_TASK TO CARRY OUT_
Write out all of the entries that follow, word for word, but skip the pictures.

[Saved entries]
↓

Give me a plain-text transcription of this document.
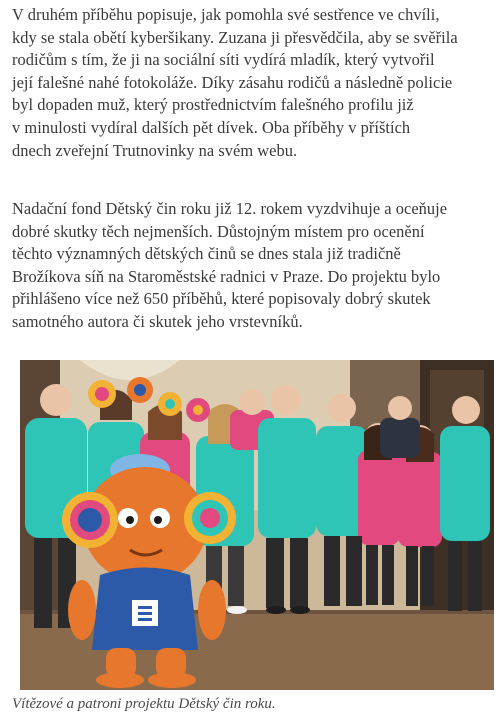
V druhém příběhu popisuje, jak pomohla své sestřence ve chvíli,
kdy se stala obětí kyberšikany. Zuzana ji přesvědčila, aby se svěřila
rodičům s tím, že ji na sociální síti vydírá mladík, který vytvořil
její falešné nahé fotokoláže. Díky zásahu rodičů a následně policie
byl dopaden muž, který prostřednictvím falešného profilu již
v minulosti vydíral dalších pět dívek. Oba příběhy v příštích
dnech zveřejní Trutnovinky na svém webu.

Nadační fond Dětský čin roku již 12. rokem vyzdvihuje a oceňuje
dobré skutky těch nejmenších. Důstojným místem pro ocenění
těchto významných dětských činů se dnes stala již tradičně
Brožíkova síň na Staroměstské radnici v Praze. Do projektu bylo
přihlášeno více než 650 příběhů, které popisovaly dobrý skutek
samotného autora či skutek jeho vrstevníků.

Vítězové a patroni projektu Dětský čin roku.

↑

_THE OUTPUT_
Give me a plain-text transcription of this document.
V druhém příběhu popisuje, jak pomohla své sestřence ve chvíli,
kdy se stala obětí kyberšikany. Zuzana ji přesvědčila, aby se svěřila
rodičům s tím, že ji na sociální síti vydírá mladík, který vytvořil
její falešné nahé fotokoláže. Díky zásahu rodičů a následně policie
byl dopaden muž, který prostřednictvím falešného profilu již
v minulosti vydíral dalších pět dívek. Oba příběhy v příštích
dnech zveřejní Trutnovinky na svém webu.

Nadační fond Dětský čin roku již 12. rokem vyzdvihuje a oceňuje
dobré skutky těch nejmenších. Důstojným místem pro ocenění
těchto významných dětských činů se dnes stala již tradičně
Brožíkova síň na Staroměstské radnici v Praze. Do projektu bylo
přihlášeno více než 650 příběhů, které popisovaly dobrý skutek
samotného autora či skutek jeho vrstevníků.

Vítězové a patroni projektu Dětský čin roku.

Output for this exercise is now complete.